**READING TEXT**
Suposse $ \mu $ is a positive measure on $ X $, $ \mu(X)<\infty $, $ f \in L^\infty(\mu) $, $ \|f\|_\infty >0 $, and \begin{equation} \alpha_n = \int_X |f|^n d\mu, \forall n \in \mathbb{N} \end{equation}

Prove that \begin{equation} \lim_{n \rightarrow \infty} \frac{\alpha_{n+1}}{\alpha_n} = \|f\|_\infty \end{equation}

I tried this.

**RECORDED INFORMATION**
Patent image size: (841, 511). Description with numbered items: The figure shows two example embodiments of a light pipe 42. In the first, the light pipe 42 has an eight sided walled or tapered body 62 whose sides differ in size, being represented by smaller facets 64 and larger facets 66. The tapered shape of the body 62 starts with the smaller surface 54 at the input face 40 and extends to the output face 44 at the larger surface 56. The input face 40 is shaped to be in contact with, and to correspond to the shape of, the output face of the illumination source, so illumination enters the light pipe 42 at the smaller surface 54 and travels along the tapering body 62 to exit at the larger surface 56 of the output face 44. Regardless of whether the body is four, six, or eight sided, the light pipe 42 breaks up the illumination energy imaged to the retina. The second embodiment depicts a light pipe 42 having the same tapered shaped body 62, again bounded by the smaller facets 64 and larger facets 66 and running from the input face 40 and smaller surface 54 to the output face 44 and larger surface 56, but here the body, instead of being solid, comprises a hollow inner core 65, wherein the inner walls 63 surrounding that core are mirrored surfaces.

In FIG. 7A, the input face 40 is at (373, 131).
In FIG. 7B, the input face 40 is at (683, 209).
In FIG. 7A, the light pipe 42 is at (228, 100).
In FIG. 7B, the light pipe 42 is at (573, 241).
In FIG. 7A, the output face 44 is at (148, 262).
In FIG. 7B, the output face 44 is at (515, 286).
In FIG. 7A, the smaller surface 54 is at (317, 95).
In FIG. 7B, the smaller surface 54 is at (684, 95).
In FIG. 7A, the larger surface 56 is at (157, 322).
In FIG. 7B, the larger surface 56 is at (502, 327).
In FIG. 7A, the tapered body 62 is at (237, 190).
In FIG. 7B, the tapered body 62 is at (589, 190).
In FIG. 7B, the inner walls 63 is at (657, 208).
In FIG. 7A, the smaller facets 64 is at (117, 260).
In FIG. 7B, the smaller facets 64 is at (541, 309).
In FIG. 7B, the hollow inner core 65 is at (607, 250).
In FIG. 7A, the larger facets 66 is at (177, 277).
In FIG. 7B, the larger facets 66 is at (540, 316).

**WHAT YOU WILL DO**
A. Answer these questions from the measure-theory post:
(i) What condition does the post place on μ(X)?
(ii) How is α_n defined?
(iii) What limit does the post ask to be proved?
B. Transcribe the part of the measure-theory post that opens with the words containing "Suposse $ \mu" and closes with "I tried this.".

**IN RESPONSE**
A.
(i) μ(X) is finite: μ(X) < ∞.
(ii) α_n is the integral over X of |f|^n with respect to μ, for every n in ℕ.
(iii) The limit of α_{n+1}/α_n as n → ∞ equals ‖f‖_∞.

B.
Suposse $ \mu $ is a positive measure on $ X $, $ \mu(X)<\infty $, $ f \in L^\infty(\mu) $, $ \|f\|_\infty >0 $, and \begin{equation} \alpha_n = \int_X |f|^n d\mu, \forall n \in \mathbb{N} \end{equation}

Prove that \begin{equation} \lim_{n \rightarrow \infty} \frac{\alpha_{n+1}}{\alpha_n} = \|f\|_\infty \end{equation}

I tried this.